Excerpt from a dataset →
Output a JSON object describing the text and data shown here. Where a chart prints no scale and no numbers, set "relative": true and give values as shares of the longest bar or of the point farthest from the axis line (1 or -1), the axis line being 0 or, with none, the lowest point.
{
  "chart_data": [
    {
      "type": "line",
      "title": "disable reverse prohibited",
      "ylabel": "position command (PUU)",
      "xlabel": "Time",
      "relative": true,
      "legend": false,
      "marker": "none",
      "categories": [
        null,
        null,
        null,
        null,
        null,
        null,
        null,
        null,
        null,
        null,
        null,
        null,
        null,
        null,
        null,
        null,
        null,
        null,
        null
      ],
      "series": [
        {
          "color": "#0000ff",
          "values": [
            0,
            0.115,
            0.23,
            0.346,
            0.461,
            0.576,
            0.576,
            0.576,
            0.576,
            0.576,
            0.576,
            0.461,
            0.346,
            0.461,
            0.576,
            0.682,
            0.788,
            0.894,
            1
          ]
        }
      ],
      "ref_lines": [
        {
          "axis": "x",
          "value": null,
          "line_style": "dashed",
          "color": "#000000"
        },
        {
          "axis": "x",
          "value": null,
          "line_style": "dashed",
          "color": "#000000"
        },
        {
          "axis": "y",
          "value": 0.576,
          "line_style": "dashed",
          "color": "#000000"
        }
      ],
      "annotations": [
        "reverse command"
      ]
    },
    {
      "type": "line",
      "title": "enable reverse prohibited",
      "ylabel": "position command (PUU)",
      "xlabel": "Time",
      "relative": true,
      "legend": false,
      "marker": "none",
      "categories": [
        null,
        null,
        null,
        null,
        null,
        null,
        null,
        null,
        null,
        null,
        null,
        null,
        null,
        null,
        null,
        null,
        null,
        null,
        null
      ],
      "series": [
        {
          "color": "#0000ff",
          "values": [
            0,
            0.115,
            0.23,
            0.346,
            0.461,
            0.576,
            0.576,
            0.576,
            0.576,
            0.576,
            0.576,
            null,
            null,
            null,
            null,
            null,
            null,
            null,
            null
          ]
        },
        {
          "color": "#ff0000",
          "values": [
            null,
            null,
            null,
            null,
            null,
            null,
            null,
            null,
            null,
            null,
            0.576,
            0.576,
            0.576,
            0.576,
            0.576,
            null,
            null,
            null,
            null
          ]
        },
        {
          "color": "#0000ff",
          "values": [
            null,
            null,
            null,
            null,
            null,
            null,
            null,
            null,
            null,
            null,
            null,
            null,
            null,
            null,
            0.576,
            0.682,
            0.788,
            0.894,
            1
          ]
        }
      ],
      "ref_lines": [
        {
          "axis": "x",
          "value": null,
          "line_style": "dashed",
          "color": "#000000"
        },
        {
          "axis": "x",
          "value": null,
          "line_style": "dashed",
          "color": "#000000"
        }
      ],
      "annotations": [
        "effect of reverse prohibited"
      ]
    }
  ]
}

Your instructions →
Output every entry shown above, exactly.

Task solution →
Output a JSON object describing the text and data shown here. Where a chart prints no scale and no numbers, set "relative": true and give values as shares of the longest bar or of the point farthest from the axis line (1 or -1), the axis line being 0 or, with none, the lowest point.
{
  "chart_data": [
    {
      "type": "line",
      "title": "disable reverse prohibited",
      "ylabel": "position command (PUU)",
      "xlabel": "Time",
      "relative": true,
      "legend": false,
      "marker": "none",
      "categories": [
        null,
        null,
        null,
        null,
        null,
        null,
        null,
        null,
        null,
        null,
        null,
        null,
        null,
        null,
        null,
        null,
        null,
        null,
        null
      ],
      "series": [
        {
          "color": "#0000ff",
          "values": [
            0,
            0.115,
            0.23,
            0.346,
            0.461,
            0.576,
            0.576,
            0.576,
            0.576,
            0.576,
            0.576,
            0.461,
            0.346,
            0.461,
            0.576,
            0.682,
            0.788,
            0.894,
            1
          ]
        }
      ],
      "ref_lines": [
        {
          "axis": "x",
          "value": null,
          "line_style": "dashed",
          "color": "#000000"
        },
        {
          "axis": "x",
          "value": null,
          "line_style": "dashed",
          "color": "#000000"
        },
        {
          "axis": "y",
          "value": 0.576,
          "line_style": "dashed",
          "color": "#000000"
        }
      ],
      "annotations": [
        "reverse command"
      ]
    },
    {
      "type": "line",
      "title": "enable reverse prohibited",
      "ylabel": "position command (PUU)",
      "xlabel": "Time",
      "relative": true,
      "legend": false,
      "marker": "none",
      "categories": [
        null,
        null,
        null,
        null,
        null,
        null,
        null,
        null,
        null,
        null,
        null,
        null,
        null,
        null,
        null,
        null,
        null,
        null,
        null
      ],
      "series": [
        {
          "color": "#0000ff",
          "values": [
            0,
            0.115,
            0.23,
            0.346,
            0.461,
            0.576,
            0.576,
            0.576,
            0.576,
            0.576,
            0.576,
            null,
            null,
            null,
            null,
            null,
            null,
            null,
            null
          ]
        },
        {
          "color": "#ff0000",
          "values": [
            null,
            null,
            null,
            null,
            null,
            null,
            null,
            null,
            null,
            null,
            0.576,
            0.576,
            0.576,
            0.576,
            0.576,
            null,
            null,
            null,
            null
          ]
        },
        {
          "color": "#0000ff",
          "values": [
            null,
            null,
            null,
            null,
            null,
            null,
            null,
            null,
            null,
            null,
            null,
            null,
            null,
            null,
            0.576,
            0.682,
            0.788,
            0.894,
            1
          ]
        }
      ],
      "ref_lines": [
        {
          "axis": "x",
          "value": null,
          "line_style": "dashed",
          "color": "#000000"
        },
        {
          "axis": "x",
          "value": null,
          "line_style": "dashed",
          "color": "#000000"
        }
      ],
      "annotations": [
        "effect of reverse prohibited"
      ]
    }
  ]
}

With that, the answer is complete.